Dataset rows |
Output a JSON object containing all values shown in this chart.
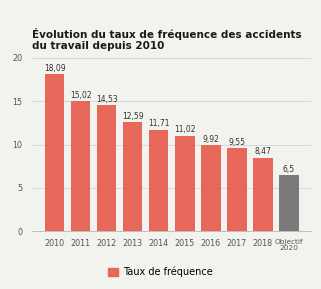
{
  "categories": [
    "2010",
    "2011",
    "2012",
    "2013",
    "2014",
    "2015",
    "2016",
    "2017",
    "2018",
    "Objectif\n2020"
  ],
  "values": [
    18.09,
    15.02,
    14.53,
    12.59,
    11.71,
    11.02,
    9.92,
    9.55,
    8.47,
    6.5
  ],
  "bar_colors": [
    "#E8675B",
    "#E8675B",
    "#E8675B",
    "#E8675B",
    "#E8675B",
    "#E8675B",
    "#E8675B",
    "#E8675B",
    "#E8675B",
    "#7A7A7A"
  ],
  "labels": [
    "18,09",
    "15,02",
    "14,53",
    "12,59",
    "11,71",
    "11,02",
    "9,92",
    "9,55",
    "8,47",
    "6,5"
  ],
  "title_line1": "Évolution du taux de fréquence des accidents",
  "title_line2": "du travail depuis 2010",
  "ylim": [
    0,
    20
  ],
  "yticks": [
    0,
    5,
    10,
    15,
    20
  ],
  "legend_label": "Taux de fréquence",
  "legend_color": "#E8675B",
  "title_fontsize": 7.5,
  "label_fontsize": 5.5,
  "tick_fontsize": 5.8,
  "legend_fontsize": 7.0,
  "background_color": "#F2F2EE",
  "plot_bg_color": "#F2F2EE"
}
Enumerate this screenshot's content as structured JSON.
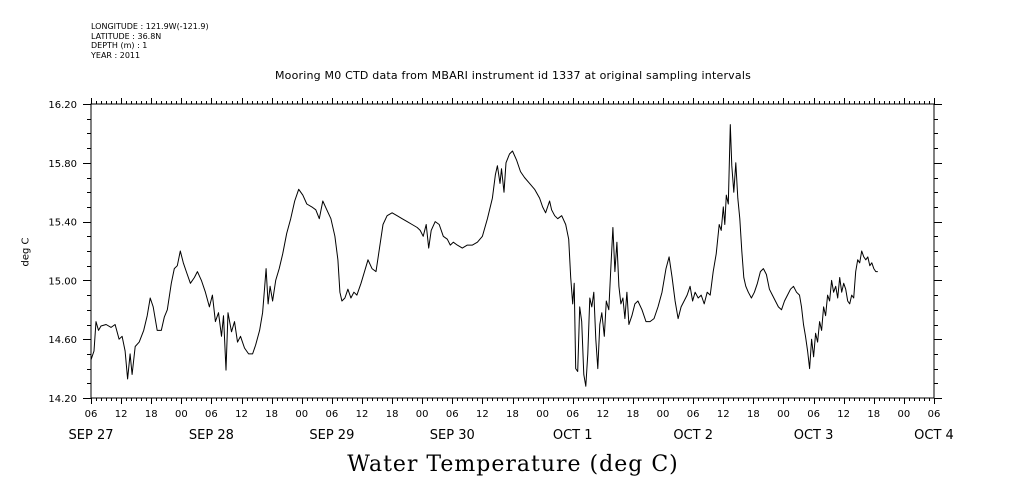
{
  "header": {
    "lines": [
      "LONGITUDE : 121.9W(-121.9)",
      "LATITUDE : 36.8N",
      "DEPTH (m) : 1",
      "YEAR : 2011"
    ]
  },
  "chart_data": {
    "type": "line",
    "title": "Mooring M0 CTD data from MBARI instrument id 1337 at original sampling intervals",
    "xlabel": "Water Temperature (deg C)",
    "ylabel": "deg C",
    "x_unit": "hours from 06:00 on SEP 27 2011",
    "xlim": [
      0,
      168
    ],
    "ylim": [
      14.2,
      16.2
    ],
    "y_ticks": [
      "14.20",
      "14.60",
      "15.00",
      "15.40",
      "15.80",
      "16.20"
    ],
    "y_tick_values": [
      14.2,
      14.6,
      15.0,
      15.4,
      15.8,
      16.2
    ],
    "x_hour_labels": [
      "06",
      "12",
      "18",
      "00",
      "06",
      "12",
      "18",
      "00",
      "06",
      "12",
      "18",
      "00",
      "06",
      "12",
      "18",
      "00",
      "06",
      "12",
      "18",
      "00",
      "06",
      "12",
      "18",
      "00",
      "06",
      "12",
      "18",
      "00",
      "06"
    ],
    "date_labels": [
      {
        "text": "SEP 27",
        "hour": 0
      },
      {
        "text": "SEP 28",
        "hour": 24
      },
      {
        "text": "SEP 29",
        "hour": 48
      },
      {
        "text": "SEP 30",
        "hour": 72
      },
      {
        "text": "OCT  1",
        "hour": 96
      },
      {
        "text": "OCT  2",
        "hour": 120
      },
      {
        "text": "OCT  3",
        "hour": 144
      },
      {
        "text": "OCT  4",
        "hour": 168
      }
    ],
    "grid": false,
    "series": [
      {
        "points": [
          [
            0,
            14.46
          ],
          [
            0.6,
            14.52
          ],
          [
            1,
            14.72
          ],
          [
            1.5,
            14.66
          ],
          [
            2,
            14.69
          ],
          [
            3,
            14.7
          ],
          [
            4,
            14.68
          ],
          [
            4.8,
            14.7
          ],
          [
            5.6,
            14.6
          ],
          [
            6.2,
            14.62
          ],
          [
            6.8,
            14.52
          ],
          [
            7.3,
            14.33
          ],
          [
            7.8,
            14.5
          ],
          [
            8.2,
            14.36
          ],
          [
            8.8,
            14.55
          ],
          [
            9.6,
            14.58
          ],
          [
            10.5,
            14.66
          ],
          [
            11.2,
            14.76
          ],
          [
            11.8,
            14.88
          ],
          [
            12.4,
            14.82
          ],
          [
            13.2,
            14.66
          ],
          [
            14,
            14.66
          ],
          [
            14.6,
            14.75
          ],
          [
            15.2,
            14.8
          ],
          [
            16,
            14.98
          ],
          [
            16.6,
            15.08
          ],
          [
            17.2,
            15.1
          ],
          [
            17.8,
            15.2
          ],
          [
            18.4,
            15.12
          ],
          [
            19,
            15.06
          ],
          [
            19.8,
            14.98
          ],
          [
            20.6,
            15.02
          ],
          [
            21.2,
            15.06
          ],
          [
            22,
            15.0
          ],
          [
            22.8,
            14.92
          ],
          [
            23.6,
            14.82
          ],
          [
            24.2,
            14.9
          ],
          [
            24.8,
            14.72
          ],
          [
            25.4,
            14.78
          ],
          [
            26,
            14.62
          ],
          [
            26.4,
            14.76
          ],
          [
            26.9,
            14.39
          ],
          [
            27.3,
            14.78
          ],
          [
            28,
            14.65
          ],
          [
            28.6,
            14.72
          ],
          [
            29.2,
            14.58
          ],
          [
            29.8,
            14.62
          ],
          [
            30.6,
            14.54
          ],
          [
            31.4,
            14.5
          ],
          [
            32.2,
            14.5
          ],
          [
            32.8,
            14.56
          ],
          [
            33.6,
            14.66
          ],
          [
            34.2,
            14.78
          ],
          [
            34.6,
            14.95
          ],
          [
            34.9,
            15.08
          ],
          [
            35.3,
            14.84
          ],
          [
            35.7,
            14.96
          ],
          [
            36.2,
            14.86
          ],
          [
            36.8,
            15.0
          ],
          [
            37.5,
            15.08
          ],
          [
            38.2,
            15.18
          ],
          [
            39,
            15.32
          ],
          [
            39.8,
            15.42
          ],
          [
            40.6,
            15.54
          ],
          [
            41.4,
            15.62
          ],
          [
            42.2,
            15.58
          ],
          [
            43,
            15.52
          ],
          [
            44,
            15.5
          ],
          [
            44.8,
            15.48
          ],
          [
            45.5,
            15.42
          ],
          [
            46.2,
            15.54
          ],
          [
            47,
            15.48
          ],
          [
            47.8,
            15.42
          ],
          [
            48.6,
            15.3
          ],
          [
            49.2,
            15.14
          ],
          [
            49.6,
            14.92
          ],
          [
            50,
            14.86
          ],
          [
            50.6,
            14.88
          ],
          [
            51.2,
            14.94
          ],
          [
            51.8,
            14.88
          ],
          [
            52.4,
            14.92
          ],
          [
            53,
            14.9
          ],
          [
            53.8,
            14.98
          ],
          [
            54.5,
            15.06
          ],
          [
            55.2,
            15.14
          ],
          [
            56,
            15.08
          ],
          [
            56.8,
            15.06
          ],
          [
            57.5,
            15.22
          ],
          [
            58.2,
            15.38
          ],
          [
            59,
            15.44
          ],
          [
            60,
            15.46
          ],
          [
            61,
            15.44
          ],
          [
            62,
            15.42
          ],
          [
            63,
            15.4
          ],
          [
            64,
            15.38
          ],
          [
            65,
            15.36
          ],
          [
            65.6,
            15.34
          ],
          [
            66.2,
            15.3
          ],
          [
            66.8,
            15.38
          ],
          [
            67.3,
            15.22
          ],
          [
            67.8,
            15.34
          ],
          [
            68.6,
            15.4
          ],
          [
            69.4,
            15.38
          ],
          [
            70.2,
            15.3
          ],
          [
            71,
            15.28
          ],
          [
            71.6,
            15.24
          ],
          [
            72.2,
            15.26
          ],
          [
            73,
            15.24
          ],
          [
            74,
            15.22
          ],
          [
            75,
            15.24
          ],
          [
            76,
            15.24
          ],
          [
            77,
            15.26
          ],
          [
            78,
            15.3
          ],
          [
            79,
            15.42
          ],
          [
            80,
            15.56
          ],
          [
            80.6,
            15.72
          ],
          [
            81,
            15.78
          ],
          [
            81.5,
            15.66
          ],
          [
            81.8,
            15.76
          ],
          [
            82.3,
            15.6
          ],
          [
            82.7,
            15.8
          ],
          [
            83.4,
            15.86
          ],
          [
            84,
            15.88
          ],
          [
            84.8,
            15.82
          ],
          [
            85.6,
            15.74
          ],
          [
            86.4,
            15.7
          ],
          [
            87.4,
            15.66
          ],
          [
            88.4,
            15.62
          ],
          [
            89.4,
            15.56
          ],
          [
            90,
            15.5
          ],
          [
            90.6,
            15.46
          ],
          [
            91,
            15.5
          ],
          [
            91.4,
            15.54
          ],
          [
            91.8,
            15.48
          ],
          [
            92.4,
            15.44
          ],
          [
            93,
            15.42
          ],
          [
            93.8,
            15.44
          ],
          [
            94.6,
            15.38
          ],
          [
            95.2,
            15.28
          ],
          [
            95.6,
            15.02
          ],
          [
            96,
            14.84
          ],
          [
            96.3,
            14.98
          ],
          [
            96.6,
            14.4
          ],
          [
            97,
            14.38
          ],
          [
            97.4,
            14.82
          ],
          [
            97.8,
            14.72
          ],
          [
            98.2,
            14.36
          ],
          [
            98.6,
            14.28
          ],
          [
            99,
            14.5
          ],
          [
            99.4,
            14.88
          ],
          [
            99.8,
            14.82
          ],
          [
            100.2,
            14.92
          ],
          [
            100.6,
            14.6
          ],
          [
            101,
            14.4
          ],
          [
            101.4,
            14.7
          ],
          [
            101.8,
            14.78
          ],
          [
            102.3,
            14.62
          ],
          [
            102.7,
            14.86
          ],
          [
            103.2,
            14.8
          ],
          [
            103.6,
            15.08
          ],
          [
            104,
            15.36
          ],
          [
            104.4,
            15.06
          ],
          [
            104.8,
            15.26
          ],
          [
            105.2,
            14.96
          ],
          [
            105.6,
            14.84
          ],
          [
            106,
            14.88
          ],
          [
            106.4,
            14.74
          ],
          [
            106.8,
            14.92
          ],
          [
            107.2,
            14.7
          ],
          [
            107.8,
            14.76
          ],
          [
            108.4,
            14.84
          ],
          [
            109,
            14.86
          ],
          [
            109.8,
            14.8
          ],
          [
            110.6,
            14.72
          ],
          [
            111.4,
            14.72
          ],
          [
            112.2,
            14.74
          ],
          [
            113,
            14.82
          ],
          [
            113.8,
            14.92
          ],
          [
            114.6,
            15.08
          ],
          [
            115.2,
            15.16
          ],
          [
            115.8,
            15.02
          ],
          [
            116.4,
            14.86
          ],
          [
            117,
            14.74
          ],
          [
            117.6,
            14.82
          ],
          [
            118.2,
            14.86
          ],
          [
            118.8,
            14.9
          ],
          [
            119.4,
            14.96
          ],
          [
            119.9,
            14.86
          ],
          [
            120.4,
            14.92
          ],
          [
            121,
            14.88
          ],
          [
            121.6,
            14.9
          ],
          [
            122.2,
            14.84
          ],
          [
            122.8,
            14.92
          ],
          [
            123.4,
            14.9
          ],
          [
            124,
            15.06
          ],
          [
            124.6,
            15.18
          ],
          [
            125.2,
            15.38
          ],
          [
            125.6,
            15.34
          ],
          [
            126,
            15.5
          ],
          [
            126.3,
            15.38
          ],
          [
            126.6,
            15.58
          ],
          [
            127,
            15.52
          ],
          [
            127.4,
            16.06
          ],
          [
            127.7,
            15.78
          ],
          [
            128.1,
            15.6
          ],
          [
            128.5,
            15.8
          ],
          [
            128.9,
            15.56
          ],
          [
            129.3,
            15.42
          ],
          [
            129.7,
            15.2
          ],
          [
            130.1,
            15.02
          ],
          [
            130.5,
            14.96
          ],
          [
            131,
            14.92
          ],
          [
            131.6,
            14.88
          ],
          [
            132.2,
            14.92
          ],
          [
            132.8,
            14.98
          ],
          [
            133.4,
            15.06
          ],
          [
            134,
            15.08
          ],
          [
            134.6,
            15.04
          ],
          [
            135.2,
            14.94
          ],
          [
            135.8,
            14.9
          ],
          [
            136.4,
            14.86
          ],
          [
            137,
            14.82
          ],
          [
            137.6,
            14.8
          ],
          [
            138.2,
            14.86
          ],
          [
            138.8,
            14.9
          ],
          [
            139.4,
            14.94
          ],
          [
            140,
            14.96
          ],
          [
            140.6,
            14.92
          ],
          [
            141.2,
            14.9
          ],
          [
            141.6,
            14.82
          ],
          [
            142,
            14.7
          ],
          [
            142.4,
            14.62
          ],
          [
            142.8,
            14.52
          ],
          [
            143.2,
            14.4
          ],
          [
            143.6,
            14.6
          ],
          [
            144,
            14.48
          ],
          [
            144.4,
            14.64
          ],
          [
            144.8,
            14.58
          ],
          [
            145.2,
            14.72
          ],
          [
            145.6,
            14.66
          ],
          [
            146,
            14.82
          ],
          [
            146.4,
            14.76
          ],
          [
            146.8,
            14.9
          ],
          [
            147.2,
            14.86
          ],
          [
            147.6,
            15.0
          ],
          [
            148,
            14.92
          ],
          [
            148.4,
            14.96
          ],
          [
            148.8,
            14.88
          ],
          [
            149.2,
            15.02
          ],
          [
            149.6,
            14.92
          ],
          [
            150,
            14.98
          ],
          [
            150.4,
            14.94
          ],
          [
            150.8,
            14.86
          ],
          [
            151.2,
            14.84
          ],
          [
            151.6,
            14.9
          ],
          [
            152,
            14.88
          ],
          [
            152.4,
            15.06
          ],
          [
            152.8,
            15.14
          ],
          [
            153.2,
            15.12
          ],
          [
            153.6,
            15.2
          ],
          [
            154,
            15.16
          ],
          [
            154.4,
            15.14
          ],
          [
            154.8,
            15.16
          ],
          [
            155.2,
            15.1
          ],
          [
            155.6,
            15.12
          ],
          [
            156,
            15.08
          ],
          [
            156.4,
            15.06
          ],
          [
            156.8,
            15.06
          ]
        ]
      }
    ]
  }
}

Aim of the exercise | Every line containing the string "text" must be listed.

Full output |
        "text": "SEP 27",
        "text": "SEP 28",
        "text": "SEP 29",
        "text": "SEP 30",
        "text": "OCT  1",
        "text": "OCT  2",
        "text": "OCT  3",
        "text": "OCT  4",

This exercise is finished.